[Set problem]:
Copy all lines below containing "bilan".

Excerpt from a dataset
□ □ □ □ □

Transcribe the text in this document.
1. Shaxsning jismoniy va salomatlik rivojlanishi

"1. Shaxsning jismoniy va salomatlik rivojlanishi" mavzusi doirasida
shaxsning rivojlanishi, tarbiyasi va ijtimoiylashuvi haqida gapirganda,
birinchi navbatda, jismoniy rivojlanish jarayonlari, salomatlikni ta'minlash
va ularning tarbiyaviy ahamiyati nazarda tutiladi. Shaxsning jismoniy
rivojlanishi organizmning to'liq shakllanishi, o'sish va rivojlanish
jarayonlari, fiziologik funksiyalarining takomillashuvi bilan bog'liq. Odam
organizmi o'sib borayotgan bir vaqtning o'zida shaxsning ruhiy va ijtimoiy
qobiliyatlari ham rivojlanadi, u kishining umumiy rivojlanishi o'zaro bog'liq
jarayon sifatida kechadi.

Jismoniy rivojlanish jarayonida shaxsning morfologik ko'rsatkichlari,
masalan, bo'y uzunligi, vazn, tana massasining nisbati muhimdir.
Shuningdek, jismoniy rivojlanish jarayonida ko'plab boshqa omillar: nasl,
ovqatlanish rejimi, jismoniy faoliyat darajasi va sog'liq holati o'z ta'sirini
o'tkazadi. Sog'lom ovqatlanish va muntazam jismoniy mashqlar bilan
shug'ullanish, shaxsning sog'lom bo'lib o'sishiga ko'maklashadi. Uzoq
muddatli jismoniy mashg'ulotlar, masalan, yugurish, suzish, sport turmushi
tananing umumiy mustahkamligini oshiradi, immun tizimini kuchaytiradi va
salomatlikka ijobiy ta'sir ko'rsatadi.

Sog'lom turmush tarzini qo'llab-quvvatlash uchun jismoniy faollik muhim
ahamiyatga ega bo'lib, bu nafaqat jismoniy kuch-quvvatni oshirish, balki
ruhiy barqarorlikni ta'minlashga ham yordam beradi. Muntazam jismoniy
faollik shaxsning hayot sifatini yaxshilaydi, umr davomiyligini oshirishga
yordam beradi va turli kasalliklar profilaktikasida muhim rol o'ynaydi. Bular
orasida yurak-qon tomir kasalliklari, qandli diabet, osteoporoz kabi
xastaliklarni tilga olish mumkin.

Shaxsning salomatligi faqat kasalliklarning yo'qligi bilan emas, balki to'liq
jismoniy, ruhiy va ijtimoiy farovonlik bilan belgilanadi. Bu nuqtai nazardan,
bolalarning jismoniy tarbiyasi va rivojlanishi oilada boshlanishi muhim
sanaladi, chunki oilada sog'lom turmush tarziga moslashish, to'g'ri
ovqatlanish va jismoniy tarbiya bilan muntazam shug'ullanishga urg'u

□ □ □ □ □

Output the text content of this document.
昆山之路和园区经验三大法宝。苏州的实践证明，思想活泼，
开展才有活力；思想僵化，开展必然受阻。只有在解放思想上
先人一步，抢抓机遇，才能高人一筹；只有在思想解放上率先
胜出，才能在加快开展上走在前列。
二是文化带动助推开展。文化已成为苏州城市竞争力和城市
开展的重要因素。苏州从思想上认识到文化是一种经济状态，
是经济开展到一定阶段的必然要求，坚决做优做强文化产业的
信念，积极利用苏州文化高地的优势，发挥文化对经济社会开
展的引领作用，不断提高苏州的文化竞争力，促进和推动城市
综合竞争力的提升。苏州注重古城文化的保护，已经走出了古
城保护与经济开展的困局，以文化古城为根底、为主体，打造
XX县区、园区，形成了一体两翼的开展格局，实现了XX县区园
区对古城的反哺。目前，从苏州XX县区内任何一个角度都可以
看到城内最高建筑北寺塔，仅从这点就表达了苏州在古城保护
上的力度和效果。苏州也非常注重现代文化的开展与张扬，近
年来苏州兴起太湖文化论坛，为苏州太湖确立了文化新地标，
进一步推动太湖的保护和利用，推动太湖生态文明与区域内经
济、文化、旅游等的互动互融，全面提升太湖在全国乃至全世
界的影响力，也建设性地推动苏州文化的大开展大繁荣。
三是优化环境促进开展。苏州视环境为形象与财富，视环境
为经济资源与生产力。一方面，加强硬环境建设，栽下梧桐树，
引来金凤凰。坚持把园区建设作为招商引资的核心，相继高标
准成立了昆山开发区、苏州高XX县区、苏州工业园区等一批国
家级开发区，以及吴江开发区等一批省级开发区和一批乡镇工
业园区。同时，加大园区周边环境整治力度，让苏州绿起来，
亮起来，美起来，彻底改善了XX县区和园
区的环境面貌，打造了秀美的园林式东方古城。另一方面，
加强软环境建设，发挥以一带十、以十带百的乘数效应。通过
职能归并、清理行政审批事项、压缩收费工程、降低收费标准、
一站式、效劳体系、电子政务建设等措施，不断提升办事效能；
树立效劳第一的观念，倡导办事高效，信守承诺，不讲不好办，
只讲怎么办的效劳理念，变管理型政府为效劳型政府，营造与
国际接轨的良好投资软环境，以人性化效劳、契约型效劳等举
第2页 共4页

□ □ □ □ □

[Exercise response]:
jarayonlari, fiziologik funksiyalarining takomillashuvi bilan bog'liq. Odam
o'tkazadi. Sog'lom ovqatlanish va muntazam jismoniy mashqlar bilan
Shaxsning salomatligi faqat kasalliklarning yo'qligi bilan emas, balki to'liq
jismoniy, ruhiy va ijtimoiy farovonlik bilan belgilanadi. Bu nuqtai nazardan,
ovqatlanish va jismoniy tarbiya bilan muntazam shug'ullanishga urg'u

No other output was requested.